═══ Entries shown
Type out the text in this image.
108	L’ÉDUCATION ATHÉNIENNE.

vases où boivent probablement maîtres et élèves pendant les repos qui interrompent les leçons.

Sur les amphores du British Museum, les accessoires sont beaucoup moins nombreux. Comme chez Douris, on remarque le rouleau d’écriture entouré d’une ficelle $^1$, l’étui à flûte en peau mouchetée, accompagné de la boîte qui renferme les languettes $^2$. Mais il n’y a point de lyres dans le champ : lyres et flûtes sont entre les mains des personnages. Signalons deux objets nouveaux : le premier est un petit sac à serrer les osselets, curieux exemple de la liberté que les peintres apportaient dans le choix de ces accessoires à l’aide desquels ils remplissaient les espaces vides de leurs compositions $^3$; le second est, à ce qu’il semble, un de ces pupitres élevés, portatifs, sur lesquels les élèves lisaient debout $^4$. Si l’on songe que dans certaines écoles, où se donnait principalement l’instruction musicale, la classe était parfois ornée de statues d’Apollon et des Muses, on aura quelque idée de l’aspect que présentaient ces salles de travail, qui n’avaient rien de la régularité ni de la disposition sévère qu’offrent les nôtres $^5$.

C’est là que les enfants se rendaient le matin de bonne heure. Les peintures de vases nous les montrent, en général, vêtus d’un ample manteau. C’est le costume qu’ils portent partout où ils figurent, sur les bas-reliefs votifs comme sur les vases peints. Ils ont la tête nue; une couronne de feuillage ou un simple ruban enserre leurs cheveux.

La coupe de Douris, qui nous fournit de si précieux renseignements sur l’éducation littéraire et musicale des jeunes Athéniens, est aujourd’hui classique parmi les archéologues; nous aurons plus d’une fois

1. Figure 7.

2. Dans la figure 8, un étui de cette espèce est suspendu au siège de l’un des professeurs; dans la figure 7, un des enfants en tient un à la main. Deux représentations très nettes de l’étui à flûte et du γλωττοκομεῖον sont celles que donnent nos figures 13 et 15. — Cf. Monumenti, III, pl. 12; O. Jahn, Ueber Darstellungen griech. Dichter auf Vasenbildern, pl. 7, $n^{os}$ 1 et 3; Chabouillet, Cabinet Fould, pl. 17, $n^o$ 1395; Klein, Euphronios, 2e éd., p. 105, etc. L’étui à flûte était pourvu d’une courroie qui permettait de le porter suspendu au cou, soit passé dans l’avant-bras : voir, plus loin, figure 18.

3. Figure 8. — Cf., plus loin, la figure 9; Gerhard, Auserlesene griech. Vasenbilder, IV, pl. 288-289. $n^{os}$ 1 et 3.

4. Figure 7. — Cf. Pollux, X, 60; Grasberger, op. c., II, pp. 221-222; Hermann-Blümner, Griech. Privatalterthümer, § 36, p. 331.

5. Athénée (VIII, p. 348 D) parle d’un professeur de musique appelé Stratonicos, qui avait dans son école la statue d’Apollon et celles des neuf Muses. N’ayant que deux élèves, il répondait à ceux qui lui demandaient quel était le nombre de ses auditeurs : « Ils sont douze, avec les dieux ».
══════
* The problem *
Report every line containing the word "flûte" from the listing above.

* Result of this task *
Sur les amphores du British Museum, les accessoires sont beaucoup moins nombreux. Comme chez Douris, on remarque le rouleau d’écriture entouré d’une ficelle $^1$, l’étui à flûte en peau mouchetée, accompagné de la boîte qui renferme les languettes $^2$. Mais il n’y a point de lyres dans le champ : lyres et flûtes sont entre les mains des personnages. Signalons deux objets nouveaux : le premier est un petit sac à serrer les osselets, curieux exemple de la liberté que les peintres apportaient dans le choix de ces accessoires à l’aide desquels ils remplissaient les espaces vides de leurs compositions $^3$; le second est, à ce qu’il semble, un de ces pupitres élevés, portatifs, sur lesquels les élèves lisaient debout $^4$. Si l’on songe que dans certaines écoles, où se donnait principalement l’instruction musicale, la classe était parfois ornée de statues d’Apollon et des Muses, on aura quelque idée de l’aspect que présentaient ces salles de travail, qui n’avaient rien de la régularité ni de la disposition sévère qu’offrent les nôtres $^5$.
2. Dans la figure 8, un étui de cette espèce est suspendu au siège de l’un des professeurs; dans la figure 7, un des enfants en tient un à la main. Deux représentations très nettes de l’étui à flûte et du γλωττοκομεῖον sont celles que donnent nos figures 13 et 15. — Cf. Monumenti, III, pl. 12; O. Jahn, Ueber Darstellungen griech. Dichter auf Vasenbildern, pl. 7, $n^{os}$ 1 et 3; Chabouillet, Cabinet Fould, pl. 17, $n^o$ 1395; Klein, Euphronios, 2e éd., p. 105, etc. L’étui à flûte était pourvu d’une courroie qui permettait de le porter suspendu au cou, soit passé dans l’avant-bras : voir, plus loin, figure 18.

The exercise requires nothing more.